┌────────
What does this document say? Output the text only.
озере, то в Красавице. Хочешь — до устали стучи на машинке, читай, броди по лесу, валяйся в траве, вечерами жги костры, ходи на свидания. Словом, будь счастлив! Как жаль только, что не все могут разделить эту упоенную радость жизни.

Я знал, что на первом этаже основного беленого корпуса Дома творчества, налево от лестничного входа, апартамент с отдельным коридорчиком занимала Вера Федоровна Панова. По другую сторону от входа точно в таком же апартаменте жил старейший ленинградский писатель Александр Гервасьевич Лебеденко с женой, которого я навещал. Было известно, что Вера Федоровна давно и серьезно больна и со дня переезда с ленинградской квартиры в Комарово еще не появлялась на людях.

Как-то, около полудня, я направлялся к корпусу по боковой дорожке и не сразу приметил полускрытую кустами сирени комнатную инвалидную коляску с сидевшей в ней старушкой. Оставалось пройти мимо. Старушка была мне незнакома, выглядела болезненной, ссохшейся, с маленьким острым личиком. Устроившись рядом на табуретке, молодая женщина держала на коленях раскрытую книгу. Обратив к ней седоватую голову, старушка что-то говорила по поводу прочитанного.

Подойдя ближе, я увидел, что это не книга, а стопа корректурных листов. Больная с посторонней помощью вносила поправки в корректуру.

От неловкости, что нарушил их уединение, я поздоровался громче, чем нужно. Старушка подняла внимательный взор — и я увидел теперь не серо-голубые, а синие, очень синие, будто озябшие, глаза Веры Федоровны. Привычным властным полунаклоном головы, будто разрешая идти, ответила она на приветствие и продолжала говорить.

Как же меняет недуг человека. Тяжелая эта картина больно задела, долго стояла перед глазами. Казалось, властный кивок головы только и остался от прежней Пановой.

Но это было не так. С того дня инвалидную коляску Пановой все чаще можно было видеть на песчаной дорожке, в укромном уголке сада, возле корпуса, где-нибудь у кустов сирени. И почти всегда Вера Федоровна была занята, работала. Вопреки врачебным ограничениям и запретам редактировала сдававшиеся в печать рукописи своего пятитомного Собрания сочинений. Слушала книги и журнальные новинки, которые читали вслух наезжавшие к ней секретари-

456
└────────
## Stated task
Using the records above, copy each line that contains "Федоровна".

## Result of this task
Я знал, что на первом этаже основного беленого корпуса Дома творчества, налево от лестничного входа, апартамент с отдельным коридорчиком занимала Вера Федоровна Панова. По другую сторону от входа точно в таком же апартаменте жил старейший ленинградский писатель Александр Гервасьевич Лебеденко с женой, которого я навещал. Было известно, что Вера Федоровна давно и серьезно больна и со дня переезда с ленинградской квартиры в Комарово еще не появлялась на людях.
Но это было не так. С того дня инвалидную коляску Пановой все чаще можно было видеть на песчаной дорожке, в укромном уголке сада, возле корпуса, где-нибудь у кустов сирени. И почти всегда Вера Федоровна была занята, работала. Вопреки врачебным ограничениям и запретам редактировала сдававшиеся в печать рукописи своего пятитомного Собрания сочинений. Слушала книги и журнальные новинки, которые читали вслух наезжавшие к ней секретари-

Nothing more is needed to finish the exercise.